━━ Input rows ━━

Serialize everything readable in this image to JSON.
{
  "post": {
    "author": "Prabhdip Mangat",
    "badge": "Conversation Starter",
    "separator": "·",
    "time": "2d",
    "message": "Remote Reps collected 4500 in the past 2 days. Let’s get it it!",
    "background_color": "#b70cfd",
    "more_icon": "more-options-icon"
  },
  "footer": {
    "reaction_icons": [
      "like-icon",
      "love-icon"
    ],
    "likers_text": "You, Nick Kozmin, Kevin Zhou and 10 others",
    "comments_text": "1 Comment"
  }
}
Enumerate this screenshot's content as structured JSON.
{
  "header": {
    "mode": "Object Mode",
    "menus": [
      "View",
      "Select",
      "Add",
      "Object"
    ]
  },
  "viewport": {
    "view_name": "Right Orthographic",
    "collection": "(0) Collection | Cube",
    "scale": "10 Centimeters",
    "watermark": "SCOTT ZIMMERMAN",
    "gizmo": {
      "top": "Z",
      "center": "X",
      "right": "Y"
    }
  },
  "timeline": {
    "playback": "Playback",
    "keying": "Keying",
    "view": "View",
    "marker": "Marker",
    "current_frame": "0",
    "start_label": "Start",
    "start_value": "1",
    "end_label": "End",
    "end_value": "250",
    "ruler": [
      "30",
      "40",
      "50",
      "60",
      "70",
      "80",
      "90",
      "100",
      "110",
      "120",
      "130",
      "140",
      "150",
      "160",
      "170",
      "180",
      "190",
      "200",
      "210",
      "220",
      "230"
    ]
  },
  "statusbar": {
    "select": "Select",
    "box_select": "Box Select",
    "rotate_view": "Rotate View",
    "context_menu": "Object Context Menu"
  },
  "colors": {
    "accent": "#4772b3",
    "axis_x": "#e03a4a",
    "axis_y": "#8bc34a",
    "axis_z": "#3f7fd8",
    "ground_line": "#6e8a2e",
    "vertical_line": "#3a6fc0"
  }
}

━━━

Your task is to transcribe the material exactly.

> [Answer to this task]:
Serialize everything readable in this image to JSON.
{
  "post": {
    "author": "Prabhdip Mangat",
    "badge": "Conversation Starter",
    "separator": "·",
    "time": "2d",
    "message": "Remote Reps collected 4500 in the past 2 days. Let’s get it it!",
    "background_color": "#b70cfd",
    "more_icon": "more-options-icon"
  },
  "footer": {
    "reaction_icons": [
      "like-icon",
      "love-icon"
    ],
    "likers_text": "You, Nick Kozmin, Kevin Zhou and 10 others",
    "comments_text": "1 Comment"
  }
}
Enumerate this screenshot's content as structured JSON.
{
  "header": {
    "mode": "Object Mode",
    "menus": [
      "View",
      "Select",
      "Add",
      "Object"
    ]
  },
  "viewport": {
    "view_name": "Right Orthographic",
    "collection": "(0) Collection | Cube",
    "scale": "10 Centimeters",
    "watermark": "SCOTT ZIMMERMAN",
    "gizmo": {
      "top": "Z",
      "center": "X",
      "right": "Y"
    }
  },
  "timeline": {
    "playback": "Playback",
    "keying": "Keying",
    "view": "View",
    "marker": "Marker",
    "current_frame": "0",
    "start_label": "Start",
    "start_value": "1",
    "end_label": "End",
    "end_value": "250",
    "ruler": [
      "30",
      "40",
      "50",
      "60",
      "70",
      "80",
      "90",
      "100",
      "110",
      "120",
      "130",
      "140",
      "150",
      "160",
      "170",
      "180",
      "190",
      "200",
      "210",
      "220",
      "230"
    ]
  },
  "statusbar": {
    "select": "Select",
    "box_select": "Box Select",
    "rotate_view": "Rotate View",
    "context_menu": "Object Context Menu"
  },
  "colors": {
    "accent": "#4772b3",
    "axis_x": "#e03a4a",
    "axis_y": "#8bc34a",
    "axis_z": "#3f7fd8",
    "ground_line": "#6e8a2e",
    "vertical_line": "#3a6fc0"
  }
}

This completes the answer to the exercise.